[Chart and figure data]
☆ ☆ ☆ ☆

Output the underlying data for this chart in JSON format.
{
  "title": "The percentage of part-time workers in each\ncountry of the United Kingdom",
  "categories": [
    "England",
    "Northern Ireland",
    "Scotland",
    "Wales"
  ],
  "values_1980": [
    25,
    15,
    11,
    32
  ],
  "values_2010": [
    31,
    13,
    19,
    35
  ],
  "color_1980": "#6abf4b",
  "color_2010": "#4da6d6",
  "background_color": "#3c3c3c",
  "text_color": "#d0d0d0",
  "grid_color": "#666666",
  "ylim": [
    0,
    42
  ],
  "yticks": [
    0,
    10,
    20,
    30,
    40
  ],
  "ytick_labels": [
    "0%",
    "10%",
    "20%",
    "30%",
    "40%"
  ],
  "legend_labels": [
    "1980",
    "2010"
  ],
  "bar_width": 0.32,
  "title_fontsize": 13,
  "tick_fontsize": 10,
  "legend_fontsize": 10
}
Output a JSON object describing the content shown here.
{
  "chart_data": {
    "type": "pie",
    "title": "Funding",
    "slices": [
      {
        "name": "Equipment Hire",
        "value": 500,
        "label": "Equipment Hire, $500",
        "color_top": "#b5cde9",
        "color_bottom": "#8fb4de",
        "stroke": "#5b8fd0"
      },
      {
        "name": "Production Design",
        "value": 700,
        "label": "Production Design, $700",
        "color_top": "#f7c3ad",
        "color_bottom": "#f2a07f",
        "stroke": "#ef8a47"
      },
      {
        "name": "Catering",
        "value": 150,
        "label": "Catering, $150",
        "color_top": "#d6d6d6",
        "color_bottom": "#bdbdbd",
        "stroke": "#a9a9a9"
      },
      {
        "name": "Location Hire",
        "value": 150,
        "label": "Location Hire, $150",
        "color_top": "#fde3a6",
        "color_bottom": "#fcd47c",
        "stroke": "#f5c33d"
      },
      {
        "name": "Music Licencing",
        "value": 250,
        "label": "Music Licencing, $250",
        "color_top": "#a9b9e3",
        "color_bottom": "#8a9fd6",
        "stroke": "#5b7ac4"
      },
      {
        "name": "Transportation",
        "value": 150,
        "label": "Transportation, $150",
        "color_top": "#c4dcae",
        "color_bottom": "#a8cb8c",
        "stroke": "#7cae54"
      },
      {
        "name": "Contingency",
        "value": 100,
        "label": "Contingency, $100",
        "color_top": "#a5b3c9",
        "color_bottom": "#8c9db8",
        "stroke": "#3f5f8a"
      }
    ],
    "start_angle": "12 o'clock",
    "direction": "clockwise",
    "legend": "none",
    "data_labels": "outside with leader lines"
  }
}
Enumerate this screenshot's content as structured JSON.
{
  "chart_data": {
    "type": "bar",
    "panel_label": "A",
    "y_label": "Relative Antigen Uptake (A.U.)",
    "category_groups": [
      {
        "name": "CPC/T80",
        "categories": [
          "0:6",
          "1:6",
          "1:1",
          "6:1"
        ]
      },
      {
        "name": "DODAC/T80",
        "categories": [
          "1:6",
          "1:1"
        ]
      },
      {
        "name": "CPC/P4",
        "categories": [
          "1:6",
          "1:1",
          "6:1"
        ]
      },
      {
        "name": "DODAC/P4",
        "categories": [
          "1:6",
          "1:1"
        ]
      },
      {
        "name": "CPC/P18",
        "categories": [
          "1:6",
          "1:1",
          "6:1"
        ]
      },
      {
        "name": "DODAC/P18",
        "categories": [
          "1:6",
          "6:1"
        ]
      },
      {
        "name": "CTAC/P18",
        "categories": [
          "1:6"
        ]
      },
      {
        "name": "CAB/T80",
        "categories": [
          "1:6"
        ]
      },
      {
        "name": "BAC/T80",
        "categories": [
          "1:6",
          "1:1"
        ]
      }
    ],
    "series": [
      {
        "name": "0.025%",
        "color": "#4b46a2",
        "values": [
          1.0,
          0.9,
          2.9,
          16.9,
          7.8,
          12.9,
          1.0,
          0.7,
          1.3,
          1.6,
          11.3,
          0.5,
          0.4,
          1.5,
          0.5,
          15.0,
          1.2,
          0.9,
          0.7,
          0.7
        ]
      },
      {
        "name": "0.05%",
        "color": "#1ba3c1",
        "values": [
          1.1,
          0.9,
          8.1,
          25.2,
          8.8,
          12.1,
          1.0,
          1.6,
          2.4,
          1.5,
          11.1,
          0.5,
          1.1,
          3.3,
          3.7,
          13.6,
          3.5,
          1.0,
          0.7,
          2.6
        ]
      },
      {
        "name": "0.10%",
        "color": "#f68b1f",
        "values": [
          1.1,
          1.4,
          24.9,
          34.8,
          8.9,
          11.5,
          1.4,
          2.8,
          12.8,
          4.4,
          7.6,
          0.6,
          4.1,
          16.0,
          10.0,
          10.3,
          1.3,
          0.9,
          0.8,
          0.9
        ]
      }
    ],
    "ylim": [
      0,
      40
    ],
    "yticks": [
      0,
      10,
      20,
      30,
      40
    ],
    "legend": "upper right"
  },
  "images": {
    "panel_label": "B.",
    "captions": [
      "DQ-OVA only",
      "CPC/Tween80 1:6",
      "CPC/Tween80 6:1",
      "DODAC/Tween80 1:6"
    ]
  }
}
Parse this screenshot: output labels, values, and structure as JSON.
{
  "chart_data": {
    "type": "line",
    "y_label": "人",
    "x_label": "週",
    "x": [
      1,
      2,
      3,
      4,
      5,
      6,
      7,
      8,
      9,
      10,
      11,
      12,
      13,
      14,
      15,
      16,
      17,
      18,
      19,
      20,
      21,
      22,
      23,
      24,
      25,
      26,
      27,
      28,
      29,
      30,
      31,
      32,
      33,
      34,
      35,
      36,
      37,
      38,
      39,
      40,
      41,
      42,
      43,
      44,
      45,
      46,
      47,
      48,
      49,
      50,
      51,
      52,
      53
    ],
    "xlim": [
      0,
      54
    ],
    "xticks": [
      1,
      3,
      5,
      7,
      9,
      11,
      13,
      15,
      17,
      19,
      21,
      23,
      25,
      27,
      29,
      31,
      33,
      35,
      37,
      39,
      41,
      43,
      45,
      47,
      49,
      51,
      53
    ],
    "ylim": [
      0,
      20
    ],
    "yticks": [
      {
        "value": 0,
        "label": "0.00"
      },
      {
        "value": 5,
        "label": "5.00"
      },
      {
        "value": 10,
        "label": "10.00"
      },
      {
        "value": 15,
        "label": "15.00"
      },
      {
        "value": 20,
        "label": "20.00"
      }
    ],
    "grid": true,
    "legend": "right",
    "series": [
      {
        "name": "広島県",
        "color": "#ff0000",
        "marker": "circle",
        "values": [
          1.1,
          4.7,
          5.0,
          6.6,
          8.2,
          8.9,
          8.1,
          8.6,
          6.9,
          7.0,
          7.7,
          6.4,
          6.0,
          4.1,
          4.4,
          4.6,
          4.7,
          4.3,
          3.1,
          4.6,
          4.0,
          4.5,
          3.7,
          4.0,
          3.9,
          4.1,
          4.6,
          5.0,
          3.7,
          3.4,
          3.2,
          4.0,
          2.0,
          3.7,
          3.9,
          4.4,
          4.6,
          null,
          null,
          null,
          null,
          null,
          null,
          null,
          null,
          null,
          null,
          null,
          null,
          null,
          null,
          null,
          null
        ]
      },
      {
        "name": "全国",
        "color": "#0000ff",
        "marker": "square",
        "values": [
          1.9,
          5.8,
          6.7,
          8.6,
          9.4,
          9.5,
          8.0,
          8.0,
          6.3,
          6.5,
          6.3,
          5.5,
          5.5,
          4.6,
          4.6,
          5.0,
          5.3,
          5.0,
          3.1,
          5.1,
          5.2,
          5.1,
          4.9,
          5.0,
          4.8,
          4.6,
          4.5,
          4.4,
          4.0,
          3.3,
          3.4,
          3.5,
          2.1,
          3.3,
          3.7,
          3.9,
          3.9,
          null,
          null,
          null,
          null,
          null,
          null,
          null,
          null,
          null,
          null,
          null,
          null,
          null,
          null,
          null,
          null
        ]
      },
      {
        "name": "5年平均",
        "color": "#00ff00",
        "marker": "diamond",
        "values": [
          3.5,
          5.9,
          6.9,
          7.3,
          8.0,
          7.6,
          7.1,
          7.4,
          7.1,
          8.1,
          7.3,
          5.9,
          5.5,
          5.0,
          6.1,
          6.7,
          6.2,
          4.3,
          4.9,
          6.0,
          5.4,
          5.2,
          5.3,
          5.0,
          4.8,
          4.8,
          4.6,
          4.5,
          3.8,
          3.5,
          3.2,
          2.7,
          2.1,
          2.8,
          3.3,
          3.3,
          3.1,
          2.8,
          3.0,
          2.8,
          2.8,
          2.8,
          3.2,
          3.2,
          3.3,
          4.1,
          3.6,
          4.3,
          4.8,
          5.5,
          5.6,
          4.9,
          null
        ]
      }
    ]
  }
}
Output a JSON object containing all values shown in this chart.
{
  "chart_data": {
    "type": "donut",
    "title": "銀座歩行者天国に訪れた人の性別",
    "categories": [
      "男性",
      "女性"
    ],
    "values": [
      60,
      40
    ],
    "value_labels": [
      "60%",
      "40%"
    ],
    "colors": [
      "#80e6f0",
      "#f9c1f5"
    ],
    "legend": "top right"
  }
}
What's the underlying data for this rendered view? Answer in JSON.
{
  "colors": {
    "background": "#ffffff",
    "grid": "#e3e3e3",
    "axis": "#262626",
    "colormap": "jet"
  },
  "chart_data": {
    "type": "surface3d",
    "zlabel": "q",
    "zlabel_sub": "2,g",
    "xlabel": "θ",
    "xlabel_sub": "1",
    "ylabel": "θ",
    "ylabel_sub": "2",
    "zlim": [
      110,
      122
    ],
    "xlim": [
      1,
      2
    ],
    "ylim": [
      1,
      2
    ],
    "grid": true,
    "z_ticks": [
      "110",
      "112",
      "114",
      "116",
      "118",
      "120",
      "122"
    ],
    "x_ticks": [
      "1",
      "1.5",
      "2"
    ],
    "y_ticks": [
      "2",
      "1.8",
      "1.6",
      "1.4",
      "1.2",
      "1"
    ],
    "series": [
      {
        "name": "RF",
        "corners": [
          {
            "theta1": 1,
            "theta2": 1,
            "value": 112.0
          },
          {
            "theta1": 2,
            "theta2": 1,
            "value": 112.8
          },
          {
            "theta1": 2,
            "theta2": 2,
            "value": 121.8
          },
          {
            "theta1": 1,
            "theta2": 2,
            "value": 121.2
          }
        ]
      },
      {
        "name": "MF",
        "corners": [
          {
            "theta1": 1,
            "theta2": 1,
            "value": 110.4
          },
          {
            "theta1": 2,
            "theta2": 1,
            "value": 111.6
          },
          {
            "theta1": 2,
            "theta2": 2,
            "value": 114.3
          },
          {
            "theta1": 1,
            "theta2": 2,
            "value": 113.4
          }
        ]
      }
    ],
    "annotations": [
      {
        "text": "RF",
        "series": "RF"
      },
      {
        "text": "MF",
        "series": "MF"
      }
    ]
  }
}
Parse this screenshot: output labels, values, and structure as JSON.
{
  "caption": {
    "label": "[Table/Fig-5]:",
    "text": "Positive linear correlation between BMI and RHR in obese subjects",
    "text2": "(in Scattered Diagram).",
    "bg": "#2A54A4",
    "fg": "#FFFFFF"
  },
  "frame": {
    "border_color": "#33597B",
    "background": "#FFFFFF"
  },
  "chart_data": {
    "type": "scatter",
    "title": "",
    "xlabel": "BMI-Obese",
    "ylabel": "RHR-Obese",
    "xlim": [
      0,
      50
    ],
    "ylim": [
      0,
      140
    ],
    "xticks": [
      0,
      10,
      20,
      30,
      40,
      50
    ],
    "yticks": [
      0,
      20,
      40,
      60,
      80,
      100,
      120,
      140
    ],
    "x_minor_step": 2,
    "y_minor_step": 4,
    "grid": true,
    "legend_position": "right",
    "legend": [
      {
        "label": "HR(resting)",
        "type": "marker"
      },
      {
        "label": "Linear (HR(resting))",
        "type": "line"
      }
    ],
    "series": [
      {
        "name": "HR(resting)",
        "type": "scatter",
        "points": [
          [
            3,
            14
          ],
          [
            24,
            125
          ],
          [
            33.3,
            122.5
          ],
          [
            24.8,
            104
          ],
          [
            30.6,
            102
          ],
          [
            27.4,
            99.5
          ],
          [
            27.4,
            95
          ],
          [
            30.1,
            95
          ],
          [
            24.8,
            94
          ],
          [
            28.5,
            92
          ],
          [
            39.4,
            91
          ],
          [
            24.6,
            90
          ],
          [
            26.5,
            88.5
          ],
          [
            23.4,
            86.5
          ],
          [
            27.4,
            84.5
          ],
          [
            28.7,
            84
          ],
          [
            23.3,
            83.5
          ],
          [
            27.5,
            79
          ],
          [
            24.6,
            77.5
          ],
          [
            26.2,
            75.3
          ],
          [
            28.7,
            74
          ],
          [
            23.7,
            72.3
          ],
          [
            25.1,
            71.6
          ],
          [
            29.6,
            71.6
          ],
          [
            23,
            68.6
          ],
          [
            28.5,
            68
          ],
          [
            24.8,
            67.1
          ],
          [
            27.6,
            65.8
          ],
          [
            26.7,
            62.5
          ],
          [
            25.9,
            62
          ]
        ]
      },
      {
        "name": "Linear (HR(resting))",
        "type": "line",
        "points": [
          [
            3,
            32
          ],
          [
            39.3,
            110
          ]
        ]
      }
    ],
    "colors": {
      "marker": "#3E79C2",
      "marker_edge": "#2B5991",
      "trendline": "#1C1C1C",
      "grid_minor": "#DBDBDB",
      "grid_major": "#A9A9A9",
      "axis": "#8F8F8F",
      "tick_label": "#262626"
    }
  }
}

☆ ☆ ☆ ☆

What the task requires: Lines that include the word "underlying" are to be extracted from the data above.

Answer to the exercise:
Output the underlying data for this chart in JSON format.
What's the underlying data for this rendered view? Answer in JSON.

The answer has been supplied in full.